> _Exercise details_:
Return all lines where the word "LARGE" can be found.

Figure collection entries
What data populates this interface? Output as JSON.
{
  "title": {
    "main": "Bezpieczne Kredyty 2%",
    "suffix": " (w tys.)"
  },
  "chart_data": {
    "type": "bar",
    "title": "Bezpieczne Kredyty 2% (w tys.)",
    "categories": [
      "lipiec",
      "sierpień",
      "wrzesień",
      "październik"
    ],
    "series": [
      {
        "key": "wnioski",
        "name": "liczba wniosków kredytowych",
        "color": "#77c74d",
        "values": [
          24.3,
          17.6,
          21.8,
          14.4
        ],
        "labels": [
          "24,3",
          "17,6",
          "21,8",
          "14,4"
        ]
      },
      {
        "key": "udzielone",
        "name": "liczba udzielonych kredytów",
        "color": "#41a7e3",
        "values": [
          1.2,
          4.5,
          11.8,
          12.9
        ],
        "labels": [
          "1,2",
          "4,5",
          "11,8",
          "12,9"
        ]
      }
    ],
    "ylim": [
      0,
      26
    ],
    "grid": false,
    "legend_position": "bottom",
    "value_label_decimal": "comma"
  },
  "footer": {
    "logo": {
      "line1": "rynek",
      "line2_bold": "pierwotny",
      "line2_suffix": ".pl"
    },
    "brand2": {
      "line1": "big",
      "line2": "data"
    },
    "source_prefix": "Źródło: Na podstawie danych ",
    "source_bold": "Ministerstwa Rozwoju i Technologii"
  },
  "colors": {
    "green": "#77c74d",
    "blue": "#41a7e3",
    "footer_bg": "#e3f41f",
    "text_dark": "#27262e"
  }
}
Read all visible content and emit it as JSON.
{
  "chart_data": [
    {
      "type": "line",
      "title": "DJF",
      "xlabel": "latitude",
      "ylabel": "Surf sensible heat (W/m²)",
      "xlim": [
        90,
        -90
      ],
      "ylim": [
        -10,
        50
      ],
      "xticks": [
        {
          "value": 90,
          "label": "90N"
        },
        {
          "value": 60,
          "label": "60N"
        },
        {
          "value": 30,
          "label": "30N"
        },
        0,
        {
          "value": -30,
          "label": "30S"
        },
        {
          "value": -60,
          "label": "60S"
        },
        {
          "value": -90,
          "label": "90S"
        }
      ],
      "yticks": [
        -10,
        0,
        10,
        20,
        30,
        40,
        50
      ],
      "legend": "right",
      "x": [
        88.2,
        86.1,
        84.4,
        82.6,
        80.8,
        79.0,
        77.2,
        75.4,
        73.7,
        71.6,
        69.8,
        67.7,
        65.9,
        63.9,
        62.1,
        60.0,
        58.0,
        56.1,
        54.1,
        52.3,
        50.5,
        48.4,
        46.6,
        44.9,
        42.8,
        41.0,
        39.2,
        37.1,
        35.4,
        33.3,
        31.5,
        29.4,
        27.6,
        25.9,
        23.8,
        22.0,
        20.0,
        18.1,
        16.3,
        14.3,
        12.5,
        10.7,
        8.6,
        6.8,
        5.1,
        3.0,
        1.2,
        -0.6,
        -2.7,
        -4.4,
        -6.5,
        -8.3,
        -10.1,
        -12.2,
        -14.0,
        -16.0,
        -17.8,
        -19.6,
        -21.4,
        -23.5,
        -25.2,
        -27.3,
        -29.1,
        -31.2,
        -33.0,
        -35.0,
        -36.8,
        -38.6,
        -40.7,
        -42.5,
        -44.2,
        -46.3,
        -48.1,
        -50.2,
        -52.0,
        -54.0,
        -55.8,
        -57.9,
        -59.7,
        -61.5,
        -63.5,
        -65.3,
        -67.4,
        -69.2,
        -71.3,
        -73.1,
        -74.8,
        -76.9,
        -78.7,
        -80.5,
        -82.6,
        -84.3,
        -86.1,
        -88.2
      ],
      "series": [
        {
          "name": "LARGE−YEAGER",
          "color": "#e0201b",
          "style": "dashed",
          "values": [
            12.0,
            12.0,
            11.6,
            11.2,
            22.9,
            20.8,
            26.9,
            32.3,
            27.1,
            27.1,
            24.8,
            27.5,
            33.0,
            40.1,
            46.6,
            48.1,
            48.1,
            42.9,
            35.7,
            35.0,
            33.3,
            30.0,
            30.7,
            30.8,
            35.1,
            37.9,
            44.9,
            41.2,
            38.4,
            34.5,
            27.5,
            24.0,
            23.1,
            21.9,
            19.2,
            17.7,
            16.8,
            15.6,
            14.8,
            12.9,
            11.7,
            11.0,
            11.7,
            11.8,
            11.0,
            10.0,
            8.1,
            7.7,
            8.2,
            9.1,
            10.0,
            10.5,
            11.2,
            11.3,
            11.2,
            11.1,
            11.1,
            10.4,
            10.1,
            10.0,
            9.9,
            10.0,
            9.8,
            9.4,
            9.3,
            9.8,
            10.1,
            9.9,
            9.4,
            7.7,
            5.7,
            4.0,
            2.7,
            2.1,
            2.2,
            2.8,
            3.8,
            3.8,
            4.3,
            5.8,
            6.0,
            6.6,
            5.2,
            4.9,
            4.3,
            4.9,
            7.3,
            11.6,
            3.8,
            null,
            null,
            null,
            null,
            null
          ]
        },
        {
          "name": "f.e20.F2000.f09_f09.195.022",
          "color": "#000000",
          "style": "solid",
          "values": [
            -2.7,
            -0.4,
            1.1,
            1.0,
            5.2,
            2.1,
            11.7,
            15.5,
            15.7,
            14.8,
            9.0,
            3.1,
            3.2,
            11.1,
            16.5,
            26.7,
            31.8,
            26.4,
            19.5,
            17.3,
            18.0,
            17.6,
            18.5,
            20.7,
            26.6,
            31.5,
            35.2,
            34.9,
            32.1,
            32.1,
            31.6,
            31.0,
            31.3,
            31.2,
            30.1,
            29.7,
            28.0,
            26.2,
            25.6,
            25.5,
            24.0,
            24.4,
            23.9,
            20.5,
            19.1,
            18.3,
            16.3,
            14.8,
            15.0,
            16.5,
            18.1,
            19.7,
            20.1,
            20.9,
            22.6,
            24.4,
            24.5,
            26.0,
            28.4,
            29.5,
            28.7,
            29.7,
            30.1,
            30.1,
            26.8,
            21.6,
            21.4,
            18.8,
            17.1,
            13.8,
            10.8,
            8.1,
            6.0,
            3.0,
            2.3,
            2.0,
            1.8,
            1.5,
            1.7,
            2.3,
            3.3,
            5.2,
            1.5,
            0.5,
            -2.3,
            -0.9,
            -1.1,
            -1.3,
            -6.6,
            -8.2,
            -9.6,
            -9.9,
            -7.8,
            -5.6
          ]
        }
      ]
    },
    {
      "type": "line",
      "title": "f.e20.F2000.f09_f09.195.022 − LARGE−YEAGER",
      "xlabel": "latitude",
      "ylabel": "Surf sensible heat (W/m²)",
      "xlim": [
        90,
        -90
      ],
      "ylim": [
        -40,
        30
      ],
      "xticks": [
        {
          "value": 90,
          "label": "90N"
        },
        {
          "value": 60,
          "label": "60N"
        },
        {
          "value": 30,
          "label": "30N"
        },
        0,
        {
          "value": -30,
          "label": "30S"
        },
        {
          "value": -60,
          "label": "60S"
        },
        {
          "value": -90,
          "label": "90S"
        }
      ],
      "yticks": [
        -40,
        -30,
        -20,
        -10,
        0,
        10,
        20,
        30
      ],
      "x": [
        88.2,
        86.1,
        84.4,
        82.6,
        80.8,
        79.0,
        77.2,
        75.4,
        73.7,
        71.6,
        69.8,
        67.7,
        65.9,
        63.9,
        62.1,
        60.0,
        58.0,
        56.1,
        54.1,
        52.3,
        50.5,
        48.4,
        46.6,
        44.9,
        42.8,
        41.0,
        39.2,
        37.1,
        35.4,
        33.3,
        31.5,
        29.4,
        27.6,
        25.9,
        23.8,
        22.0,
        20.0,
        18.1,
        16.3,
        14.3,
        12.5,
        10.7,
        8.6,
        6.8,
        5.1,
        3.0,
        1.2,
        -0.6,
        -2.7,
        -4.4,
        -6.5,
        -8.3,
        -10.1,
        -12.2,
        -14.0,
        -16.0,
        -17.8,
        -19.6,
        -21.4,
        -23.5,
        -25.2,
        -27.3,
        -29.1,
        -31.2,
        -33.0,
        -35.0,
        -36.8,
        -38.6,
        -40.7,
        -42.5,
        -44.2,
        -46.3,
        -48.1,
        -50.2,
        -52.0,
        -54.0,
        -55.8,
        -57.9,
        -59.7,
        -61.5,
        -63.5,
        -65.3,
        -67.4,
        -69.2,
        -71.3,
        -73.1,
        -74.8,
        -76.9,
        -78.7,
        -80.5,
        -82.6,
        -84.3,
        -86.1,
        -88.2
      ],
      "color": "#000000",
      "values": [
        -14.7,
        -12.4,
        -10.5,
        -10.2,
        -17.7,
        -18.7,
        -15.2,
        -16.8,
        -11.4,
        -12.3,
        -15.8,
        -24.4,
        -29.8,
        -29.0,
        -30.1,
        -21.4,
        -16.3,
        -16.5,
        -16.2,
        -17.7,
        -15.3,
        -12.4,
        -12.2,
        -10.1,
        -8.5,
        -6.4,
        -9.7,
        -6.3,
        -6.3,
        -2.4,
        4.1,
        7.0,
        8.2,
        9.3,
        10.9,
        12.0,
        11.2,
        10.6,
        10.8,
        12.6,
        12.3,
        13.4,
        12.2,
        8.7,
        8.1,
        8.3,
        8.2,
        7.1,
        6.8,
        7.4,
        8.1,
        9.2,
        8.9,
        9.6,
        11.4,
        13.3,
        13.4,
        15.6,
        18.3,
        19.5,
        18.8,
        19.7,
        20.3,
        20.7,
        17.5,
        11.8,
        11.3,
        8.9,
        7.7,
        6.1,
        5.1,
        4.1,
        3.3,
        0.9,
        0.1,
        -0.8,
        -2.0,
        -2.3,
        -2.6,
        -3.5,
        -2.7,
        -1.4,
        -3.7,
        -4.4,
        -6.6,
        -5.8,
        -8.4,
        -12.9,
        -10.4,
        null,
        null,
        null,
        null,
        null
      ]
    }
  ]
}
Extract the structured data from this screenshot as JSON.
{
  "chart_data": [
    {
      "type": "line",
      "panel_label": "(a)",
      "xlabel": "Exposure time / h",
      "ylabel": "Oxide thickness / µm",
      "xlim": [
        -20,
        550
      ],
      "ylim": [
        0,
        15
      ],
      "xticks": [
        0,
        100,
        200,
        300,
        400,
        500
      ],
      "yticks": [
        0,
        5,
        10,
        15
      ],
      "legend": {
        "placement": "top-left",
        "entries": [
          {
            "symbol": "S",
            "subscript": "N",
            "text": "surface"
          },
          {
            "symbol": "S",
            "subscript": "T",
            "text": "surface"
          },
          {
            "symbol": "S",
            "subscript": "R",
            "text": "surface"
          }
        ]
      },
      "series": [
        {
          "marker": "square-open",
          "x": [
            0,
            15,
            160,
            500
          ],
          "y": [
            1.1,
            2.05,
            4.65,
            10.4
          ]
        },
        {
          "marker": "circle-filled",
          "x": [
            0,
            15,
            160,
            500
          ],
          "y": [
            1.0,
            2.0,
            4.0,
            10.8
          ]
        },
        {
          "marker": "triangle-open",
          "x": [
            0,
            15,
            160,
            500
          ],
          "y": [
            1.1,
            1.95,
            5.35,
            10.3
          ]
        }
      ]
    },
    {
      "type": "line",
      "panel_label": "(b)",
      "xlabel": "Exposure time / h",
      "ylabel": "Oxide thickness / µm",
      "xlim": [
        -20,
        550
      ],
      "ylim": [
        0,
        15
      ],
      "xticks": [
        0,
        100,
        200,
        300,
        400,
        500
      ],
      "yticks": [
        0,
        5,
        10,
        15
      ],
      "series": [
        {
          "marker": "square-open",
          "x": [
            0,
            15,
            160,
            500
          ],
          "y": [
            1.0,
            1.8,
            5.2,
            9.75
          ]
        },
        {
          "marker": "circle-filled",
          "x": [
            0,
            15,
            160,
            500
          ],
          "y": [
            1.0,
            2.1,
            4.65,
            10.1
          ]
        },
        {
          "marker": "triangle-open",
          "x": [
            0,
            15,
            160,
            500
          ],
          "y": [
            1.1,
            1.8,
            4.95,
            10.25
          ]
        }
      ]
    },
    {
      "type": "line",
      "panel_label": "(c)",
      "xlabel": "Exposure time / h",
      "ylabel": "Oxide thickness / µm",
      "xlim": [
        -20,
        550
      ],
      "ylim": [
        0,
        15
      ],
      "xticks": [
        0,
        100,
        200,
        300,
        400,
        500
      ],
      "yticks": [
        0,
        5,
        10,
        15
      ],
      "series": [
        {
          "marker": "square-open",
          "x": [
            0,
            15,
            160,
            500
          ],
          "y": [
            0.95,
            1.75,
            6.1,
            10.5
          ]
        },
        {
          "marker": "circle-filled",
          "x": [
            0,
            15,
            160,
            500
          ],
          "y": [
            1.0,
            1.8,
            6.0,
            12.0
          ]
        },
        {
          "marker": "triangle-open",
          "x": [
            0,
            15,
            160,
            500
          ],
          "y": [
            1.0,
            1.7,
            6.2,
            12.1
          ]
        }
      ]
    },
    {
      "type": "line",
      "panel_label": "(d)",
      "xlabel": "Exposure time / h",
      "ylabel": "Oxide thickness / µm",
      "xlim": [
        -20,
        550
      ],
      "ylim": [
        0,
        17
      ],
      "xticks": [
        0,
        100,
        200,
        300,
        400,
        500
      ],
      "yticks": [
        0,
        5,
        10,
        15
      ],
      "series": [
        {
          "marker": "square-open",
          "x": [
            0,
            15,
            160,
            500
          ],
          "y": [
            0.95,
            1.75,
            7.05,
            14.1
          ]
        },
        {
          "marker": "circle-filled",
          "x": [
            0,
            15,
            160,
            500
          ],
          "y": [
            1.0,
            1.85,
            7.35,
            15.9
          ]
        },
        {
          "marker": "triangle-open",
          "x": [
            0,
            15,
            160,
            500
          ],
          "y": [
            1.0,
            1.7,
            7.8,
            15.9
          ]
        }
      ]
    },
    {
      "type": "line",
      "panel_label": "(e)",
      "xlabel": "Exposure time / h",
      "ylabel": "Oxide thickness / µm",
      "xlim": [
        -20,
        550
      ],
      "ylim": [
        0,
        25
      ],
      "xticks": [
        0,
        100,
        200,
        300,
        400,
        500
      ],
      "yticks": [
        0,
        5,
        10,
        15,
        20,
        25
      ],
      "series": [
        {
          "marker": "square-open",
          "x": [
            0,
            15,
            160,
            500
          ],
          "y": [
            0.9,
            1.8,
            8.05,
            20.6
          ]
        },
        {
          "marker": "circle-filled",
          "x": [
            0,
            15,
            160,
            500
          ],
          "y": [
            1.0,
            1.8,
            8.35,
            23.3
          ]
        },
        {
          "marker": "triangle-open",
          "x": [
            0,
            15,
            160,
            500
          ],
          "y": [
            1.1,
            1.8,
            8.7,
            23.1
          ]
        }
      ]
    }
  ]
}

> _Answer below_:
          "name": "LARGE−YEAGER",
      "title": "f.e20.F2000.f09_f09.195.022 − LARGE−YEAGER",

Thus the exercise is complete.